* _EXERCISE SET_
A - In the excerpt on cognate detection, turn the paragraph beginning "Further applications of ED include" into a shorter bulleted list that keeps its main facts.
B - Translate this sentence from the excerpt on cognate detection into Spanish: "All the methodologies described above showed good potential, each one in its own way."

* _EXTRACT PROVIDED_
§
A general overview of the most important
statistical techniques currently used for cognate
detection purposes was delivered by Inkpen et al.
(2005), who addressed the problem of automatic
classification of word pairs as cognates or false
friends and analysed the impact of applying
different features through machine learning
techniques. In her paper, she also proposed a

method to automatically distinguish between
cognates and false friends, while examining the
performance of seven different machine learning
classifiers.
Further applications of ED include Mulloni and
Pekar (2006), who designed an algorithm based on
normalized edit distance aiming to automatically
extract translation rules, for then applying them to
the original cognate list in order to expand it, and
Brew and McKelvie (1996), who used approximate
string matching in order to align sentences and
extract lexicographically interesting word-word
pairs from multilingual corpora.
Finally, it is worth mentioning that the work
done on automatic named entity transliteration
often crosses paths with the research on cognate
recognition. One good pointer leads to Kashani et
al. (2006), who used a three-phase algorithm based
on HMM to solve the transliteration problem
between Arabic and English.
All the methodologies described above showed
good potential, each one in its own way. This paper
aims to merge some successful ideas together, as
well as providing an independent and flexible
framework that could be applied to different
scenarios.
3 Proposed Approach
When approaching the algorithm design phase, we
were faced with two major decisions: firstly, we
had to decide which kind of machine learning (ML)
§
* _SUPPLIED DATA_
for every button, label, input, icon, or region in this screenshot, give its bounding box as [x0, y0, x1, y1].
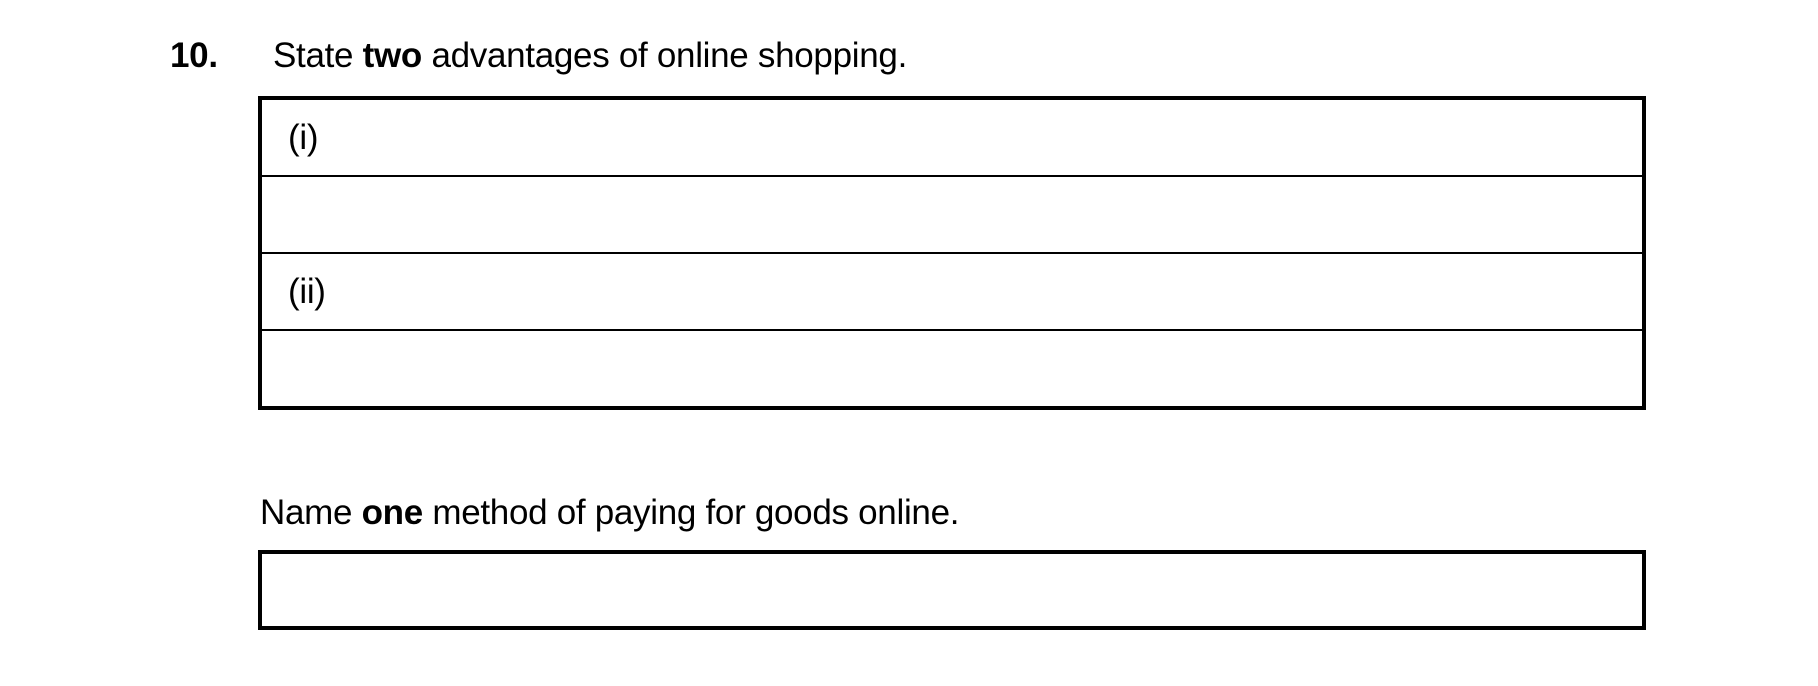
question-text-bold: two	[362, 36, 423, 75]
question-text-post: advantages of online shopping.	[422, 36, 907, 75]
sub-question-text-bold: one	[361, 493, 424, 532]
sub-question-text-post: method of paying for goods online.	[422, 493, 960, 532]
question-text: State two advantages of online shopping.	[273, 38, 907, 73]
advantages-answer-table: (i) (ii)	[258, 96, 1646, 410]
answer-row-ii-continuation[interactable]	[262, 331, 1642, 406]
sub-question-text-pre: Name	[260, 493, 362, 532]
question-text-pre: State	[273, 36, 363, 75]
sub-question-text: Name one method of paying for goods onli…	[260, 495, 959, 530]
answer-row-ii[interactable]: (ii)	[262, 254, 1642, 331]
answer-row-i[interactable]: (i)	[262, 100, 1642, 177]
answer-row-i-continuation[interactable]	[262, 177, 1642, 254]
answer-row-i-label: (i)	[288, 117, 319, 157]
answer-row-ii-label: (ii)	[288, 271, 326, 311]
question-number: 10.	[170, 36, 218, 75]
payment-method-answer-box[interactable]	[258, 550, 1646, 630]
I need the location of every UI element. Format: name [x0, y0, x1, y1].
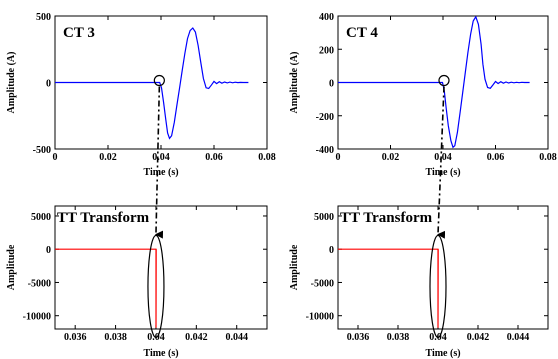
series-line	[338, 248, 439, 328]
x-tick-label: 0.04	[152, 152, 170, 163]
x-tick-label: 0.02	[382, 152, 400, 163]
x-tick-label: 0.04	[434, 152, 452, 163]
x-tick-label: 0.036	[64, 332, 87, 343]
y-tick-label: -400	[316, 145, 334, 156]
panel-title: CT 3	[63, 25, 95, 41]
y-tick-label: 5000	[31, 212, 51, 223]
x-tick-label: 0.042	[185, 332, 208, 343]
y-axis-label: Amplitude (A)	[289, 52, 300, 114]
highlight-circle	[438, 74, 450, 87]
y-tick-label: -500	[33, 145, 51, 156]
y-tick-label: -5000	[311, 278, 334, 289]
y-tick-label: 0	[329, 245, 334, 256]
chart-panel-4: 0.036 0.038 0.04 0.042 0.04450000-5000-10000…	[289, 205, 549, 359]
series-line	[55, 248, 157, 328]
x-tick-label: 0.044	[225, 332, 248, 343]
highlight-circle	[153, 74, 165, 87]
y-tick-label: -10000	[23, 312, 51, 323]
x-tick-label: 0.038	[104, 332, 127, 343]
§
* _RESULTS OF THE TASKS_
A -
Further applications of edit distance (ED):
- Mulloni and Pekar (2006) designed an algorithm based on normalized edit distance. It automatically extracts translation rules and then applies them to the original cognate list to expand it.
- Brew and McKelvie (1996) used approximate string matching to align sentences and extract lexicographically interesting word-word pairs from multilingual corpora.

B - Todas las metodologías descritas anteriormente mostraron un buen potencial, cada una a su manera.